Objective
Transcribe each line exactly.

Provided data

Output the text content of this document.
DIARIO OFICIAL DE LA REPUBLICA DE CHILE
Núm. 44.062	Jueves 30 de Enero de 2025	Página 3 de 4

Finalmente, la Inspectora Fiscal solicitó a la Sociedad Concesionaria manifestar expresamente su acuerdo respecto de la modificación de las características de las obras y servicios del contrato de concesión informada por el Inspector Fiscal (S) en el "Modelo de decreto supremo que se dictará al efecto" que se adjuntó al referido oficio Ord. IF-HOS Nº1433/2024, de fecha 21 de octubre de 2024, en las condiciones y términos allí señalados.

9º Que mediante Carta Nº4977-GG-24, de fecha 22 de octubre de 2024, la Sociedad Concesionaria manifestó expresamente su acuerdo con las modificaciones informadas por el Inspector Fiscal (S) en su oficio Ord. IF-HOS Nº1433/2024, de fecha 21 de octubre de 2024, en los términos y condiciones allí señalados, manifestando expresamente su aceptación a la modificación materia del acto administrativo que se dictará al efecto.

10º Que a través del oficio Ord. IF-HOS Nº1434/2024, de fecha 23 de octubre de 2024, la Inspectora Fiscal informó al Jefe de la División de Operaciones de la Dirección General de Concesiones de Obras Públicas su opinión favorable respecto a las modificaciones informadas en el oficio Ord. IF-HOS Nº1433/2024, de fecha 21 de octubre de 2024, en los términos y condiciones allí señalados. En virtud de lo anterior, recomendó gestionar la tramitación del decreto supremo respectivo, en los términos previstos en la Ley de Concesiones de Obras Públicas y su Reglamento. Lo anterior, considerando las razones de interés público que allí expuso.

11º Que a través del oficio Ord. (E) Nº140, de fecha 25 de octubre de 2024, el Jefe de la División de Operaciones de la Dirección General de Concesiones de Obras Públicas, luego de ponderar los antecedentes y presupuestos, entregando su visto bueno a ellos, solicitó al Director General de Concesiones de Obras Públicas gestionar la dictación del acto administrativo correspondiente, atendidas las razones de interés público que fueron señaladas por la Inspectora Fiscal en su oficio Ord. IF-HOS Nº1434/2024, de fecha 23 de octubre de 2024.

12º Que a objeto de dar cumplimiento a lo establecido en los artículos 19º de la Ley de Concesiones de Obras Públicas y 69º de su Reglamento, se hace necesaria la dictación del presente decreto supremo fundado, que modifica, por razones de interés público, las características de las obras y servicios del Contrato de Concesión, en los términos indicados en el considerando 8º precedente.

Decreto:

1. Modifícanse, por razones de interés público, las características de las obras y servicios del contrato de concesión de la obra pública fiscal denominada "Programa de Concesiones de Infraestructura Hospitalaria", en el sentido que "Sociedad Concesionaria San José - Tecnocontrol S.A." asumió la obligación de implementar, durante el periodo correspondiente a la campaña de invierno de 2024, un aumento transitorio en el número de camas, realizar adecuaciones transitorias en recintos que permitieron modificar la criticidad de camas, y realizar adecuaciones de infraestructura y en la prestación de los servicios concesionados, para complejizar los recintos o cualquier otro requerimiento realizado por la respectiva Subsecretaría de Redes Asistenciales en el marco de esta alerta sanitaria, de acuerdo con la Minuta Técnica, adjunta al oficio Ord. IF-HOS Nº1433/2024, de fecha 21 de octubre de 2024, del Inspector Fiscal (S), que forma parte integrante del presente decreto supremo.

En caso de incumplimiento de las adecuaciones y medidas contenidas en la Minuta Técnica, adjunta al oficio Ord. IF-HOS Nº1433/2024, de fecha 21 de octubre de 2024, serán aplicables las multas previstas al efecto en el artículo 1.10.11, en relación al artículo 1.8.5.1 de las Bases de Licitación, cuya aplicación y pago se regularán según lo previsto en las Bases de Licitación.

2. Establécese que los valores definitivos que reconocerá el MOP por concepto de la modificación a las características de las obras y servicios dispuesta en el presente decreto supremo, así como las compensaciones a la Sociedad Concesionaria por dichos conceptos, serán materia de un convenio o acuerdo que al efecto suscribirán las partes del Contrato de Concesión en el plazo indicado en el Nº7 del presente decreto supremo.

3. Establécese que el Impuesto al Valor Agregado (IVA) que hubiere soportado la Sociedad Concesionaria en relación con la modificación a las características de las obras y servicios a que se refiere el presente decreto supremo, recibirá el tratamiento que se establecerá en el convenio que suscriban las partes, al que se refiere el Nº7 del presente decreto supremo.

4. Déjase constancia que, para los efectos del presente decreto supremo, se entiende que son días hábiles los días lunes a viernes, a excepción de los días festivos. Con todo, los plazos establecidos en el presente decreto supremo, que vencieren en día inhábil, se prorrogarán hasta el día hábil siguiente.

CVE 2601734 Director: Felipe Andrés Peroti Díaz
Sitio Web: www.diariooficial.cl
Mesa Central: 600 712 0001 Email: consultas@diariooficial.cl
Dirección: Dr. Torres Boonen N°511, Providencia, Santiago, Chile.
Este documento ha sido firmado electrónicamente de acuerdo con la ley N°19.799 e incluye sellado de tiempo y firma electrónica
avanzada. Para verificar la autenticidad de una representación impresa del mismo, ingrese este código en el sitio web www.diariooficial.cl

Reply to the exercise
Output the text content of this document.
DIARIO OFICIAL DE LA REPUBLICA DE CHILE
Núm. 44.062	Jueves 30 de Enero de 2025	Página 3 de 4

Finalmente, la Inspectora Fiscal solicitó a la Sociedad Concesionaria manifestar expresamente su acuerdo respecto de la modificación de las características de las obras y servicios del contrato de concesión informada por el Inspector Fiscal (S) en el "Modelo de decreto supremo que se dictará al efecto" que se adjuntó al referido oficio Ord. IF-HOS Nº1433/2024, de fecha 21 de octubre de 2024, en las condiciones y términos allí señalados.

9º Que mediante Carta Nº4977-GG-24, de fecha 22 de octubre de 2024, la Sociedad Concesionaria manifestó expresamente su acuerdo con las modificaciones informadas por el Inspector Fiscal (S) en su oficio Ord. IF-HOS Nº1433/2024, de fecha 21 de octubre de 2024, en los términos y condiciones allí señalados, manifestando expresamente su aceptación a la modificación materia del acto administrativo que se dictará al efecto.

10º Que a través del oficio Ord. IF-HOS Nº1434/2024, de fecha 23 de octubre de 2024, la Inspectora Fiscal informó al Jefe de la División de Operaciones de la Dirección General de Concesiones de Obras Públicas su opinión favorable respecto a las modificaciones informadas en el oficio Ord. IF-HOS Nº1433/2024, de fecha 21 de octubre de 2024, en los términos y condiciones allí señalados. En virtud de lo anterior, recomendó gestionar la tramitación del decreto supremo respectivo, en los términos previstos en la Ley de Concesiones de Obras Públicas y su Reglamento. Lo anterior, considerando las razones de interés público que allí expuso.

11º Que a través del oficio Ord. (E) Nº140, de fecha 25 de octubre de 2024, el Jefe de la División de Operaciones de la Dirección General de Concesiones de Obras Públicas, luego de ponderar los antecedentes y presupuestos, entregando su visto bueno a ellos, solicitó al Director General de Concesiones de Obras Públicas gestionar la dictación del acto administrativo correspondiente, atendidas las razones de interés público que fueron señaladas por la Inspectora Fiscal en su oficio Ord. IF-HOS Nº1434/2024, de fecha 23 de octubre de 2024.

12º Que a objeto de dar cumplimiento a lo establecido en los artículos 19º de la Ley de Concesiones de Obras Públicas y 69º de su Reglamento, se hace necesaria la dictación del presente decreto supremo fundado, que modifica, por razones de interés público, las características de las obras y servicios del Contrato de Concesión, en los términos indicados en el considerando 8º precedente.

Decreto:

1. Modifícanse, por razones de interés público, las características de las obras y servicios del contrato de concesión de la obra pública fiscal denominada "Programa de Concesiones de Infraestructura Hospitalaria", en el sentido que "Sociedad Concesionaria San José - Tecnocontrol S.A." asumió la obligación de implementar, durante el periodo correspondiente a la campaña de invierno de 2024, un aumento transitorio en el número de camas, realizar adecuaciones transitorias en recintos que permitieron modificar la criticidad de camas, y realizar adecuaciones de infraestructura y en la prestación de los servicios concesionados, para complejizar los recintos o cualquier otro requerimiento realizado por la respectiva Subsecretaría de Redes Asistenciales en el marco de esta alerta sanitaria, de acuerdo con la Minuta Técnica, adjunta al oficio Ord. IF-HOS Nº1433/2024, de fecha 21 de octubre de 2024, del Inspector Fiscal (S), que forma parte integrante del presente decreto supremo.

En caso de incumplimiento de las adecuaciones y medidas contenidas en la Minuta Técnica, adjunta al oficio Ord. IF-HOS Nº1433/2024, de fecha 21 de octubre de 2024, serán aplicables las multas previstas al efecto en el artículo 1.10.11, en relación al artículo 1.8.5.1 de las Bases de Licitación, cuya aplicación y pago se regularán según lo previsto en las Bases de Licitación.

2. Establécese que los valores definitivos que reconocerá el MOP por concepto de la modificación a las características de las obras y servicios dispuesta en el presente decreto supremo, así como las compensaciones a la Sociedad Concesionaria por dichos conceptos, serán materia de un convenio o acuerdo que al efecto suscribirán las partes del Contrato de Concesión en el plazo indicado en el Nº7 del presente decreto supremo.

3. Establécese que el Impuesto al Valor Agregado (IVA) que hubiere soportado la Sociedad Concesionaria en relación con la modificación a las características de las obras y servicios a que se refiere el presente decreto supremo, recibirá el tratamiento que se establecerá en el convenio que suscriban las partes, al que se refiere el Nº7 del presente decreto supremo.

4. Déjase constancia que, para los efectos del presente decreto supremo, se entiende que son días hábiles los días lunes a viernes, a excepción de los días festivos. Con todo, los plazos establecidos en el presente decreto supremo, que vencieren en día inhábil, se prorrogarán hasta el día hábil siguiente.

CVE 2601734 Director: Felipe Andrés Peroti Díaz
Sitio Web: www.diariooficial.cl
Mesa Central: 600 712 0001 Email: consultas@diariooficial.cl
Dirección: Dr. Torres Boonen N°511, Providencia, Santiago, Chile.
Este documento ha sido firmado electrónicamente de acuerdo con la ley N°19.799 e incluye sellado de tiempo y firma electrónica
avanzada. Para verificar la autenticidad de una representación impresa del mismo, ingrese este código en el sitio web www.diariooficial.cl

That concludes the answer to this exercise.